● **Dataset items**:
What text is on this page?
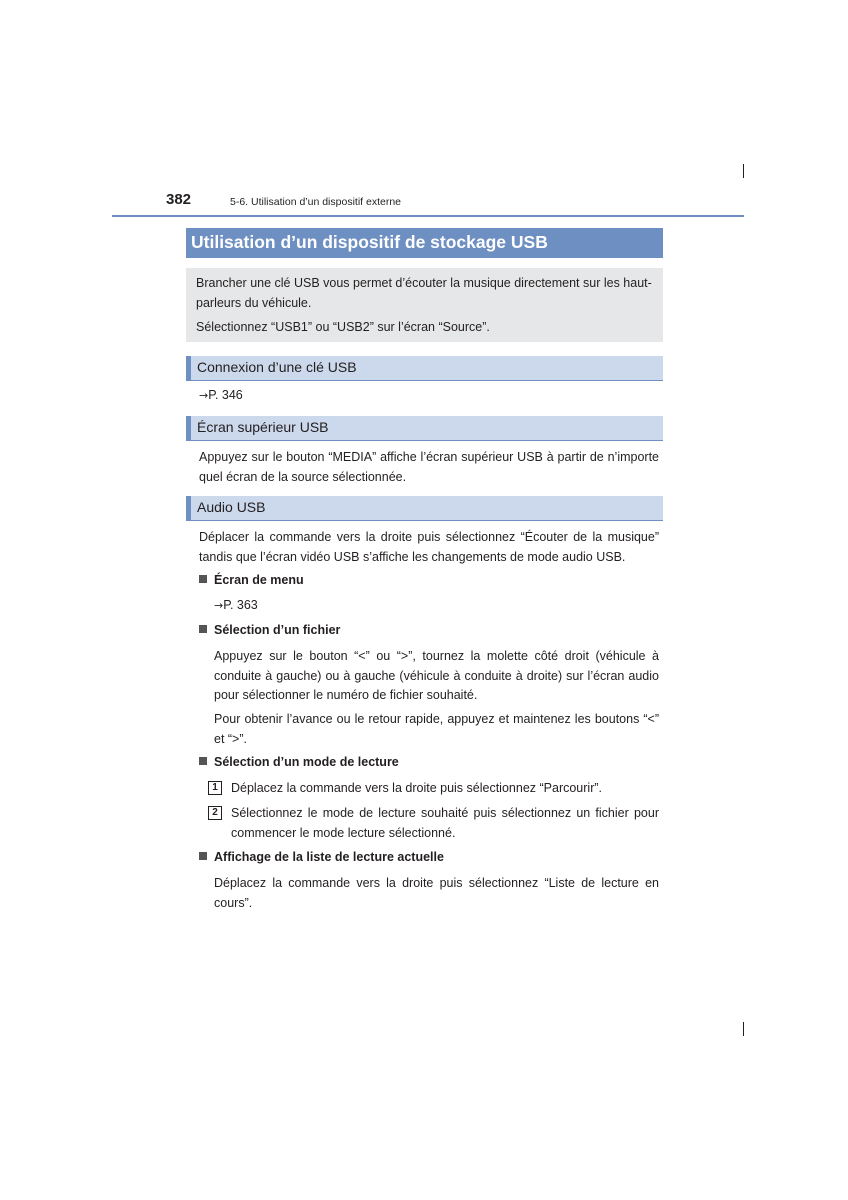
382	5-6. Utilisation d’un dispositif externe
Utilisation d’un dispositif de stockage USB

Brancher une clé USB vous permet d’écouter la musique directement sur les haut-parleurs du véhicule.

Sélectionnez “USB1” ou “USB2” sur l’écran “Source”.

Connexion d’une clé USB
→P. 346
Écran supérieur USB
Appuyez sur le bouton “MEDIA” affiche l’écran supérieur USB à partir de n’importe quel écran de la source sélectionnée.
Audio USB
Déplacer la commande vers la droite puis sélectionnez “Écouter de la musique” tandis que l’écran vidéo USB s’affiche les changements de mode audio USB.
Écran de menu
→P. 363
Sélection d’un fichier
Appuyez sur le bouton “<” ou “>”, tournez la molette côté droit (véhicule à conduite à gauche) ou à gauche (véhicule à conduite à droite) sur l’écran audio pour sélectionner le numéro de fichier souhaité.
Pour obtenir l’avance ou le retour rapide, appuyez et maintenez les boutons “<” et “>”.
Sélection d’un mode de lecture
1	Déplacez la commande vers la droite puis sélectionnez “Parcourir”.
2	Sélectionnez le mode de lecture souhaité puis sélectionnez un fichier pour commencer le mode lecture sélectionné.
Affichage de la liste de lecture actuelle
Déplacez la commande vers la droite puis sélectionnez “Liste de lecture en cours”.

● **Work instructions**: The records above are to be reproduced exactly; the pictures are to be left out.

● **Finished answer**:
What text is on this page?
382	5-6. Utilisation d’un dispositif externe
Utilisation d’un dispositif de stockage USB

Brancher une clé USB vous permet d’écouter la musique directement sur les haut-parleurs du véhicule.

Sélectionnez “USB1” ou “USB2” sur l’écran “Source”.

Connexion d’une clé USB
→P. 346
Écran supérieur USB
Appuyez sur le bouton “MEDIA” affiche l’écran supérieur USB à partir de n’importe quel écran de la source sélectionnée.
Audio USB
Déplacer la commande vers la droite puis sélectionnez “Écouter de la musique” tandis que l’écran vidéo USB s’affiche les changements de mode audio USB.
Écran de menu
→P. 363
Sélection d’un fichier
Appuyez sur le bouton “<” ou “>”, tournez la molette côté droit (véhicule à conduite à gauche) ou à gauche (véhicule à conduite à droite) sur l’écran audio pour sélectionner le numéro de fichier souhaité.
Pour obtenir l’avance ou le retour rapide, appuyez et maintenez les boutons “<” et “>”.
Sélection d’un mode de lecture
1	Déplacez la commande vers la droite puis sélectionnez “Parcourir”.
2	Sélectionnez le mode de lecture souhaité puis sélectionnez un fichier pour commencer le mode lecture sélectionné.
Affichage de la liste de lecture actuelle
Déplacez la commande vers la droite puis sélectionnez “Liste de lecture en cours”.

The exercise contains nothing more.